┌──

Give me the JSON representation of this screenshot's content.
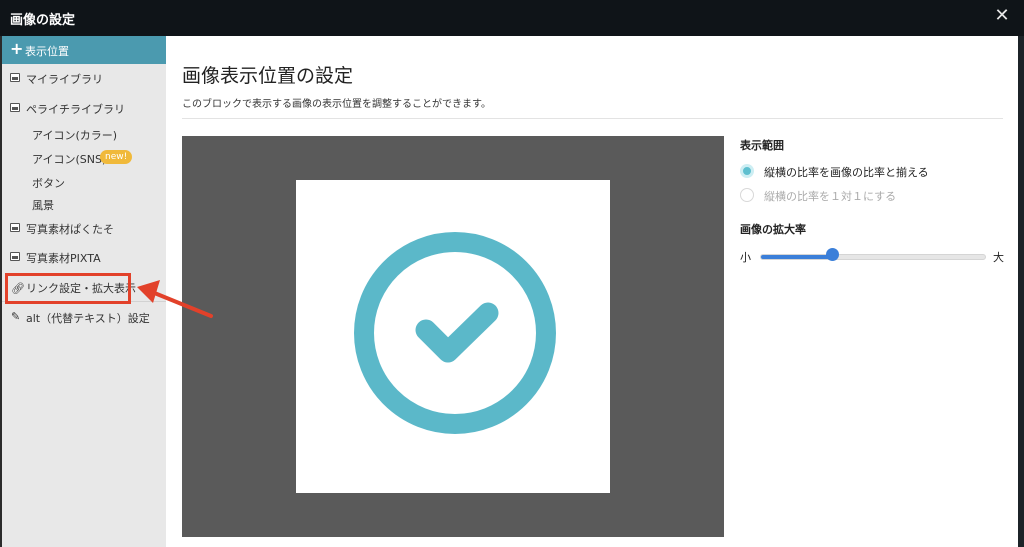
{
  "window": {
    "title": "画像の設定",
    "close_icon": "close-icon"
  },
  "sidebar": {
    "top_item": {
      "label": "表示位置",
      "icon": "plus-icon"
    },
    "items": [
      {
        "label": "マイライブラリ",
        "icon": "image-icon"
      },
      {
        "label": "ペライチライブラリ",
        "icon": "image-icon"
      }
    ],
    "sub_items": [
      {
        "label": "アイコン(カラー)"
      },
      {
        "label": "アイコン(SNS)",
        "badge": "new!"
      },
      {
        "label": "ボタン"
      },
      {
        "label": "風景"
      }
    ],
    "items2": [
      {
        "label": "写真素材ぱくたそ",
        "icon": "image-icon"
      },
      {
        "label": "写真素材PIXTA",
        "icon": "image-icon"
      }
    ],
    "link_item": {
      "label": "リンク設定・拡大表示",
      "icon": "link-icon"
    },
    "alt_item": {
      "label": "alt（代替テキスト）設定",
      "icon": "pencil-icon"
    }
  },
  "main": {
    "title": "画像表示位置の設定",
    "description": "このブロックで表示する画像の表示位置を調整することができます。",
    "preview_icon": "check-circle-icon"
  },
  "settings": {
    "range_heading": "表示範囲",
    "options": [
      {
        "label": "縦横の比率を画像の比率と揃える",
        "selected": true
      },
      {
        "label": "縦横の比率を１対１にする",
        "selected": false
      }
    ],
    "zoom_heading": "画像の拡大率",
    "zoom_min": "小",
    "zoom_max": "大",
    "zoom_value": 0.32
  },
  "colors": {
    "accent": "#4b9aaf",
    "check": "#5bb8c9",
    "highlight": "#e2412a",
    "slider": "#3b7fd9",
    "badge": "#f0b93a"
  }
}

└──

## Request:
Reproduce the whole listing above word for word, but not its pictures.

## Solution for this problem:
Give me the JSON representation of this screenshot's content.
{
  "window": {
    "title": "画像の設定",
    "close_icon": "close-icon"
  },
  "sidebar": {
    "top_item": {
      "label": "表示位置",
      "icon": "plus-icon"
    },
    "items": [
      {
        "label": "マイライブラリ",
        "icon": "image-icon"
      },
      {
        "label": "ペライチライブラリ",
        "icon": "image-icon"
      }
    ],
    "sub_items": [
      {
        "label": "アイコン(カラー)"
      },
      {
        "label": "アイコン(SNS)",
        "badge": "new!"
      },
      {
        "label": "ボタン"
      },
      {
        "label": "風景"
      }
    ],
    "items2": [
      {
        "label": "写真素材ぱくたそ",
        "icon": "image-icon"
      },
      {
        "label": "写真素材PIXTA",
        "icon": "image-icon"
      }
    ],
    "link_item": {
      "label": "リンク設定・拡大表示",
      "icon": "link-icon"
    },
    "alt_item": {
      "label": "alt（代替テキスト）設定",
      "icon": "pencil-icon"
    }
  },
  "main": {
    "title": "画像表示位置の設定",
    "description": "このブロックで表示する画像の表示位置を調整することができます。",
    "preview_icon": "check-circle-icon"
  },
  "settings": {
    "range_heading": "表示範囲",
    "options": [
      {
        "label": "縦横の比率を画像の比率と揃える",
        "selected": true
      },
      {
        "label": "縦横の比率を１対１にする",
        "selected": false
      }
    ],
    "zoom_heading": "画像の拡大率",
    "zoom_min": "小",
    "zoom_max": "大",
    "zoom_value": 0.32
  },
  "colors": {
    "accent": "#4b9aaf",
    "check": "#5bb8c9",
    "highlight": "#e2412a",
    "slider": "#3b7fd9",
    "badge": "#f0b93a"
  }
}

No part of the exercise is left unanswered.